#### [What needs to be done]
Rewrite all of the data below with every "legend-swatch" swapped for "legend-key", leaving everything else unchanged.

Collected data
*****
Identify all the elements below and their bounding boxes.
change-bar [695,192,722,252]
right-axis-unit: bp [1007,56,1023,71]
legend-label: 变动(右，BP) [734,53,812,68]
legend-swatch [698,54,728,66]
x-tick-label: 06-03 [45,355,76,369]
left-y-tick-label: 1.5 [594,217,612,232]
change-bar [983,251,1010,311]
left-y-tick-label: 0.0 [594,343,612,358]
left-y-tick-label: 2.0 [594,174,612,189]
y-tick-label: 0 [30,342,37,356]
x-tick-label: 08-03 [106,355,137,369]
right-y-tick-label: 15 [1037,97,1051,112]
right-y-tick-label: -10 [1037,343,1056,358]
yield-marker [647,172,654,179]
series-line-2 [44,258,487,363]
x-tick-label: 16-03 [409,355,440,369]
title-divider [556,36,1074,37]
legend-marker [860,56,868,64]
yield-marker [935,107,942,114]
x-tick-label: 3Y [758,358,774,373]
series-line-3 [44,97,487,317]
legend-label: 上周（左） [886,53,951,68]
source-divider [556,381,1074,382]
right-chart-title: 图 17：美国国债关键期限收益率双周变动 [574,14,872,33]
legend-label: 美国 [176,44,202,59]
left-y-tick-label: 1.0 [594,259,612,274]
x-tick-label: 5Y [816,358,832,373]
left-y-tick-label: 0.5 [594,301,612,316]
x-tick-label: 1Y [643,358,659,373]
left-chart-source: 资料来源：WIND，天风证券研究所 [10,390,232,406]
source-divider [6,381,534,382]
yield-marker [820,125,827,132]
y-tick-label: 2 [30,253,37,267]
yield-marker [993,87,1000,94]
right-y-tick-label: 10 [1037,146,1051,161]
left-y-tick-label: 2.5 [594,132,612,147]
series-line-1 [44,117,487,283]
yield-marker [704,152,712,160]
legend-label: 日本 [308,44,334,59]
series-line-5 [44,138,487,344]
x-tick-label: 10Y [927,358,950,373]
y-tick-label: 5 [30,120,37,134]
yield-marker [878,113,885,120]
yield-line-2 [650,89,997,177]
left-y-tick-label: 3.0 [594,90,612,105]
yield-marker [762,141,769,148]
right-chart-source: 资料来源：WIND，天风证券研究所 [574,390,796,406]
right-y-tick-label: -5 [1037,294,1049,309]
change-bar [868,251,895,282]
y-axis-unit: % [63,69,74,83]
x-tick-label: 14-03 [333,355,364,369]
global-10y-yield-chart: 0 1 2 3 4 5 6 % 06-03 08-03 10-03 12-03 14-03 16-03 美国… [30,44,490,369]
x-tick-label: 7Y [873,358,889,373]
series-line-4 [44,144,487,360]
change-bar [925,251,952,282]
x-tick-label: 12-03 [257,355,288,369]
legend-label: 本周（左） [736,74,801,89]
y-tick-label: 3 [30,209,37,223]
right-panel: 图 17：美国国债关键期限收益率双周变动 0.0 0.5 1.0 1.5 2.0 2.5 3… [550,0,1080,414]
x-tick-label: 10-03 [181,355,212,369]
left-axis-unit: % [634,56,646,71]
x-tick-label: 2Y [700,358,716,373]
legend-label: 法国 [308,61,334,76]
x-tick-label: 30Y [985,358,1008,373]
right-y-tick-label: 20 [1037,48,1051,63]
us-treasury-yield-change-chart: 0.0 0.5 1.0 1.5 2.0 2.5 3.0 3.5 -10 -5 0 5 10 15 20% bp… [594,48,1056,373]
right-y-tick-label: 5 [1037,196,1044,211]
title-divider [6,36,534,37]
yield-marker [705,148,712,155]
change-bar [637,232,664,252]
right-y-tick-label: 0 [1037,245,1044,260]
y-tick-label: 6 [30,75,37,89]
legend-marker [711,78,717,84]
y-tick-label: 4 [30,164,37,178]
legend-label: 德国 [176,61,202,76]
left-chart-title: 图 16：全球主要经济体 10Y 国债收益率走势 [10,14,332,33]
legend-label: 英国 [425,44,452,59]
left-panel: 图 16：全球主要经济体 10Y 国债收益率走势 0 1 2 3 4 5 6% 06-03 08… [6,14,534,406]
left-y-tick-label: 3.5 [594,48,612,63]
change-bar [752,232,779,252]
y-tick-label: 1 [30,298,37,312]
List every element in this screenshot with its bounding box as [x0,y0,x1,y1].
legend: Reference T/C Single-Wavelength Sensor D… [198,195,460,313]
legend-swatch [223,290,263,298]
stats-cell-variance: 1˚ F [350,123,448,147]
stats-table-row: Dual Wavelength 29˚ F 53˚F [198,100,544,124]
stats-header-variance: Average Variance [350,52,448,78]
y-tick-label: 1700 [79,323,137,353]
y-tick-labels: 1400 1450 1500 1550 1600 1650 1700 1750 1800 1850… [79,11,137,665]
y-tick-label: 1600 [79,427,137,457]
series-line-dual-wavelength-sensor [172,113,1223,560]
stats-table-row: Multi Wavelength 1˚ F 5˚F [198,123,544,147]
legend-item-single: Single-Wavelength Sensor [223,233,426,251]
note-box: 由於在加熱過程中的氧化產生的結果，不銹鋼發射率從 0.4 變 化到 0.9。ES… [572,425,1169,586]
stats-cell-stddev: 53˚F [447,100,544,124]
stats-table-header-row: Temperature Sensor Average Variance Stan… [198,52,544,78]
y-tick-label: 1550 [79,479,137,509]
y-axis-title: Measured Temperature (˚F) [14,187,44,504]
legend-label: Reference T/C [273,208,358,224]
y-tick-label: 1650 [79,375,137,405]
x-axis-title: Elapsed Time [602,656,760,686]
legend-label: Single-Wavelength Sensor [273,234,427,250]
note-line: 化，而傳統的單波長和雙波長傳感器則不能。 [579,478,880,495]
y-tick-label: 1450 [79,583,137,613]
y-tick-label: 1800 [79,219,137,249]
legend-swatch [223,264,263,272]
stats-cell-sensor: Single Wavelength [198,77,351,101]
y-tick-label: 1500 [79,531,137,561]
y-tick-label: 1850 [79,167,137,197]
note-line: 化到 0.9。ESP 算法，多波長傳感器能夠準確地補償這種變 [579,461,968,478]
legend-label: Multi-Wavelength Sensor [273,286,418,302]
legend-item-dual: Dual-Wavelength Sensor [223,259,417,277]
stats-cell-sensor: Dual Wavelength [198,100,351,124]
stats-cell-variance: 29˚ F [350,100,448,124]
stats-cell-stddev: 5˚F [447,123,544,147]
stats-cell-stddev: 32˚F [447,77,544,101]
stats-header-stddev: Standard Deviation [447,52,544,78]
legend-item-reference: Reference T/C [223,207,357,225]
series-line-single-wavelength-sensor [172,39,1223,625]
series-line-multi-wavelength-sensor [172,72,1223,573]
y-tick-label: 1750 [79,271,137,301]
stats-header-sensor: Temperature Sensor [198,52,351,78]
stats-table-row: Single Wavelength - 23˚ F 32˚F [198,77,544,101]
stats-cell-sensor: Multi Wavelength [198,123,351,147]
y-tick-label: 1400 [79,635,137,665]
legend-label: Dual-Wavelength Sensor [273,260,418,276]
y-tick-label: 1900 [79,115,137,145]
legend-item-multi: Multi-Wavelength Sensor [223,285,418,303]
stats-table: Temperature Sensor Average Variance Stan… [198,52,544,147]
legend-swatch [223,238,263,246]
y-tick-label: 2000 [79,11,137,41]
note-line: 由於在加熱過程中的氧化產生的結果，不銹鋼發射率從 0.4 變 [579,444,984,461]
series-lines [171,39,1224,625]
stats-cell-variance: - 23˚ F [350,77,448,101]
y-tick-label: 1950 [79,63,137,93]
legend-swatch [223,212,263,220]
*****
#### [Finished task]
Identify all the elements below and their bounding boxes.
change-bar [695,192,722,252]
right-axis-unit: bp [1007,56,1023,71]
legend-label: 变动(右，BP) [734,53,812,68]
legend-key [698,54,728,66]
x-tick-label: 06-03 [45,355,76,369]
left-y-tick-label: 1.5 [594,217,612,232]
change-bar [983,251,1010,311]
left-y-tick-label: 0.0 [594,343,612,358]
left-y-tick-label: 2.0 [594,174,612,189]
y-tick-label: 0 [30,342,37,356]
x-tick-label: 08-03 [106,355,137,369]
right-y-tick-label: 15 [1037,97,1051,112]
right-y-tick-label: -10 [1037,343,1056,358]
yield-marker [647,172,654,179]
series-line-2 [44,258,487,363]
x-tick-label: 16-03 [409,355,440,369]
title-divider [556,36,1074,37]
legend-marker [860,56,868,64]
yield-marker [935,107,942,114]
x-tick-label: 3Y [758,358,774,373]
series-line-3 [44,97,487,317]
legend-label: 上周（左） [886,53,951,68]
source-divider [556,381,1074,382]
right-chart-title: 图 17：美国国债关键期限收益率双周变动 [574,14,872,33]
legend-label: 美国 [176,44,202,59]
left-y-tick-label: 1.0 [594,259,612,274]
x-tick-label: 5Y [816,358,832,373]
left-y-tick-label: 0.5 [594,301,612,316]
x-tick-label: 1Y [643,358,659,373]
left-chart-source: 资料来源：WIND，天风证券研究所 [10,390,232,406]
source-divider [6,381,534,382]
yield-marker [820,125,827,132]
y-tick-label: 2 [30,253,37,267]
yield-marker [993,87,1000,94]
right-y-tick-label: 10 [1037,146,1051,161]
left-y-tick-label: 2.5 [594,132,612,147]
series-line-1 [44,117,487,283]
yield-marker [704,152,712,160]
legend-label: 日本 [308,44,334,59]
series-line-5 [44,138,487,344]
x-tick-label: 10Y [927,358,950,373]
y-tick-label: 5 [30,120,37,134]
yield-marker [878,113,885,120]
yield-line-2 [650,89,997,177]
left-y-tick-label: 3.0 [594,90,612,105]
yield-marker [762,141,769,148]
right-chart-source: 资料来源：WIND，天风证券研究所 [574,390,796,406]
right-y-tick-label: -5 [1037,294,1049,309]
change-bar [868,251,895,282]
y-axis-unit: % [63,69,74,83]
x-tick-label: 14-03 [333,355,364,369]
global-10y-yield-chart: 0 1 2 3 4 5 6 % 06-03 08-03 10-03 12-03 14-03 16-03 美国… [30,44,490,369]
x-tick-label: 7Y [873,358,889,373]
series-line-4 [44,144,487,360]
change-bar [925,251,952,282]
x-tick-label: 12-03 [257,355,288,369]
legend-label: 本周（左） [736,74,801,89]
y-tick-label: 3 [30,209,37,223]
right-panel: 图 17：美国国债关键期限收益率双周变动 0.0 0.5 1.0 1.5 2.0 2.5 3… [550,0,1080,414]
x-tick-label: 10-03 [181,355,212,369]
left-axis-unit: % [634,56,646,71]
x-tick-label: 2Y [700,358,716,373]
legend-label: 法国 [308,61,334,76]
x-tick-label: 30Y [985,358,1008,373]
right-y-tick-label: 20 [1037,48,1051,63]
us-treasury-yield-change-chart: 0.0 0.5 1.0 1.5 2.0 2.5 3.0 3.5 -10 -5 0 5 10 15 20% bp… [594,48,1056,373]
right-y-tick-label: 5 [1037,196,1044,211]
title-divider [6,36,534,37]
yield-marker [705,148,712,155]
change-bar [637,232,664,252]
right-y-tick-label: 0 [1037,245,1044,260]
y-tick-label: 6 [30,75,37,89]
legend-marker [711,78,717,84]
y-tick-label: 4 [30,164,37,178]
legend-label: 德国 [176,61,202,76]
left-chart-title: 图 16：全球主要经济体 10Y 国债收益率走势 [10,14,332,33]
legend-label: 英国 [425,44,452,59]
left-panel: 图 16：全球主要经济体 10Y 国债收益率走势 0 1 2 3 4 5 6% 06-03 08… [6,14,534,406]
left-y-tick-label: 3.5 [594,48,612,63]
change-bar [752,232,779,252]
y-tick-label: 1 [30,298,37,312]
List every element in this screenshot with its bounding box as [x0,y0,x1,y1].
legend: Reference T/C Single-Wavelength Sensor D… [198,195,460,313]
legend-key [223,290,263,298]
stats-cell-variance: 1˚ F [350,123,448,147]
stats-table-row: Dual Wavelength 29˚ F 53˚F [198,100,544,124]
stats-header-variance: Average Variance [350,52,448,78]
y-tick-label: 1700 [79,323,137,353]
y-tick-labels: 1400 1450 1500 1550 1600 1650 1700 1750 1800 1850… [79,11,137,665]
y-tick-label: 1600 [79,427,137,457]
series-line-dual-wavelength-sensor [172,113,1223,560]
stats-table-row: Multi Wavelength 1˚ F 5˚F [198,123,544,147]
legend-item-single: Single-Wavelength Sensor [223,233,426,251]
note-box: 由於在加熱過程中的氧化產生的結果，不銹鋼發射率從 0.4 變 化到 0.9。ES… [572,425,1169,586]
stats-cell-stddev: 53˚F [447,100,544,124]
stats-table-header-row: Temperature Sensor Average Variance Stan… [198,52,544,78]
y-tick-label: 1550 [79,479,137,509]
y-axis-title: Measured Temperature (˚F) [14,187,44,504]
legend-label: Reference T/C [273,208,358,224]
y-tick-label: 1650 [79,375,137,405]
x-axis-title: Elapsed Time [602,656,760,686]
legend-label: Single-Wavelength Sensor [273,234,427,250]
note-line: 化，而傳統的單波長和雙波長傳感器則不能。 [579,478,880,495]
y-tick-label: 1450 [79,583,137,613]
y-tick-label: 1800 [79,219,137,249]
legend-key [223,264,263,272]
stats-cell-sensor: Single Wavelength [198,77,351,101]
y-tick-label: 1500 [79,531,137,561]
y-tick-label: 1850 [79,167,137,197]
note-line: 化到 0.9。ESP 算法，多波長傳感器能夠準確地補償這種變 [579,461,968,478]
legend-label: Multi-Wavelength Sensor [273,286,418,302]
legend-item-dual: Dual-Wavelength Sensor [223,259,417,277]
stats-cell-sensor: Dual Wavelength [198,100,351,124]
stats-cell-variance: 29˚ F [350,100,448,124]
stats-cell-stddev: 5˚F [447,123,544,147]
stats-cell-stddev: 32˚F [447,77,544,101]
stats-header-stddev: Standard Deviation [447,52,544,78]
legend-item-reference: Reference T/C [223,207,357,225]
series-line-single-wavelength-sensor [172,39,1223,625]
series-line-multi-wavelength-sensor [172,72,1223,573]
y-tick-label: 1750 [79,271,137,301]
stats-header-sensor: Temperature Sensor [198,52,351,78]
stats-table-row: Single Wavelength - 23˚ F 32˚F [198,77,544,101]
stats-cell-sensor: Multi Wavelength [198,123,351,147]
y-tick-label: 1400 [79,635,137,665]
legend-label: Dual-Wavelength Sensor [273,260,418,276]
y-tick-label: 1900 [79,115,137,145]
legend-item-multi: Multi-Wavelength Sensor [223,285,418,303]
stats-table: Temperature Sensor Average Variance Stan… [198,52,544,147]
legend-key [223,238,263,246]
y-tick-label: 2000 [79,11,137,41]
note-line: 由於在加熱過程中的氧化產生的結果，不銹鋼發射率從 0.4 變 [579,444,984,461]
series-lines [171,39,1224,625]
stats-cell-variance: - 23˚ F [350,77,448,101]
y-tick-label: 1950 [79,63,137,93]
legend-key [223,212,263,220]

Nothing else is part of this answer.